Supplied records:
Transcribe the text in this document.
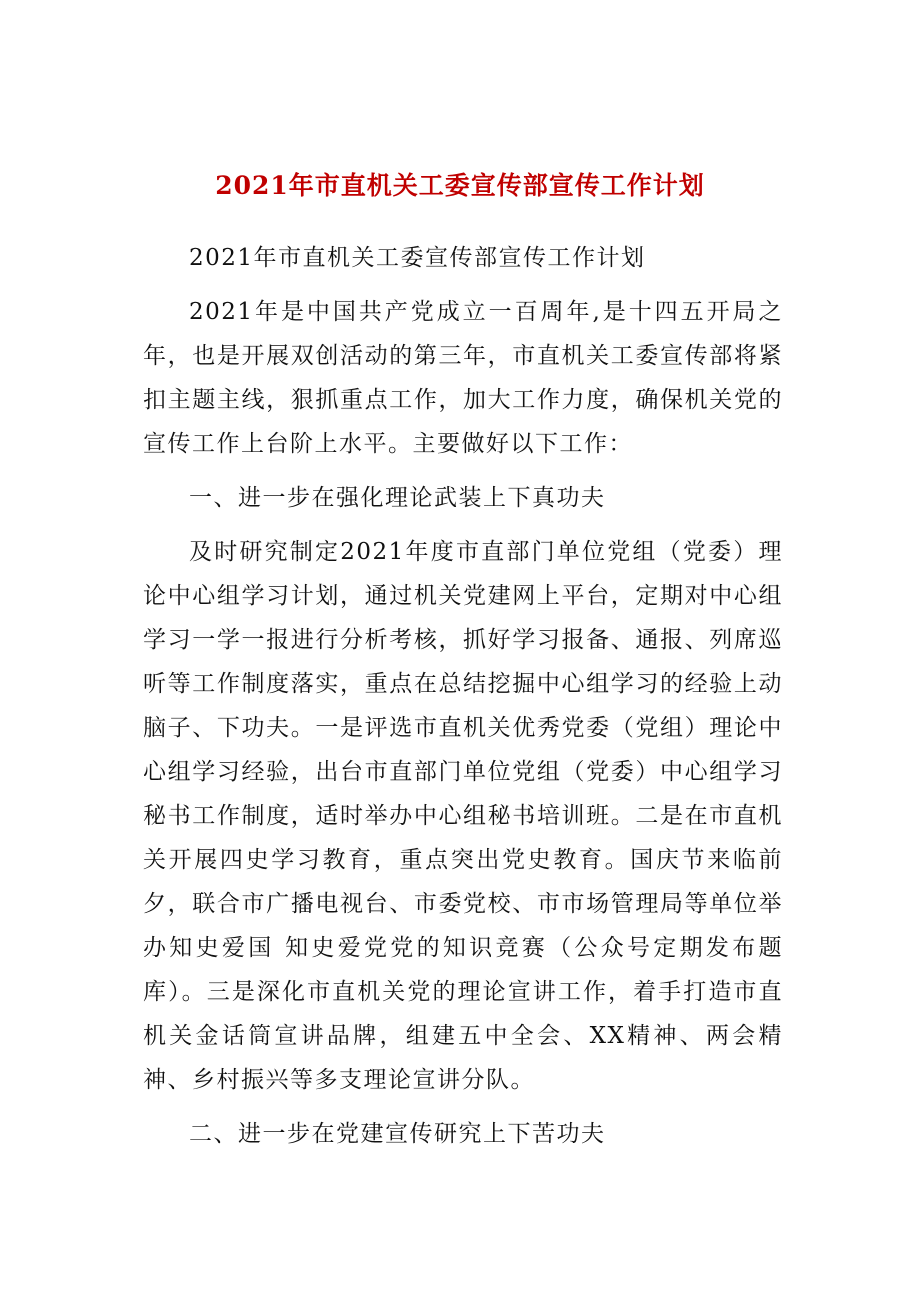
2021年市直机关工委宣传部宣传工作计划

2021年市直机关工委宣传部宣传工作计划

2021年是中国共产党成立一百周年,是十四五开局之年，也是开展双创活动的第三年，市直机关工委宣传部将紧扣主题主线，狠抓重点工作，加大工作力度，确保机关党的宣传工作上台阶上水平。主要做好以下工作：

一、进一步在强化理论武装上下真功夫

及时研究制定2021年度市直部门单位党组（党委）理论中心组学习计划，通过机关党建网上平台，定期对中心组学习一学一报进行分析考核，抓好学习报备、通报、列席巡听等工作制度落实，重点在总结挖掘中心组学习的经验上动脑子、下功夫。一是评选市直机关优秀党委（党组）理论中心组学习经验，出台市直部门单位党组（党委）中心组学习秘书工作制度，适时举办中心组秘书培训班。二是在市直机关开展四史学习教育，重点突出党史教育。国庆节来临前夕，联合市广播电视台、市委党校、市市场管理局等单位举办知史爱国 知史爱党党的知识竞赛（公众号定期发布题库）。三是深化市直机关党的理论宣讲工作，着手打造市直机关金话筒宣讲品牌，组建五中全会、XX精神、两会精神、乡村振兴等多支理论宣讲分队。

二、进一步在党建宣传研究上下苦功夫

Short exercise:
The records above are to be restated exactly, without their pictures.

Expected answer:
Transcribe the text in this document.
2021年市直机关工委宣传部宣传工作计划

2021年市直机关工委宣传部宣传工作计划

2021年是中国共产党成立一百周年,是十四五开局之年，也是开展双创活动的第三年，市直机关工委宣传部将紧扣主题主线，狠抓重点工作，加大工作力度，确保机关党的宣传工作上台阶上水平。主要做好以下工作：

一、进一步在强化理论武装上下真功夫

及时研究制定2021年度市直部门单位党组（党委）理论中心组学习计划，通过机关党建网上平台，定期对中心组学习一学一报进行分析考核，抓好学习报备、通报、列席巡听等工作制度落实，重点在总结挖掘中心组学习的经验上动脑子、下功夫。一是评选市直机关优秀党委（党组）理论中心组学习经验，出台市直部门单位党组（党委）中心组学习秘书工作制度，适时举办中心组秘书培训班。二是在市直机关开展四史学习教育，重点突出党史教育。国庆节来临前夕，联合市广播电视台、市委党校、市市场管理局等单位举办知史爱国 知史爱党党的知识竞赛（公众号定期发布题库）。三是深化市直机关党的理论宣讲工作，着手打造市直机关金话筒宣讲品牌，组建五中全会、XX精神、两会精神、乡村振兴等多支理论宣讲分队。

二、进一步在党建宣传研究上下苦功夫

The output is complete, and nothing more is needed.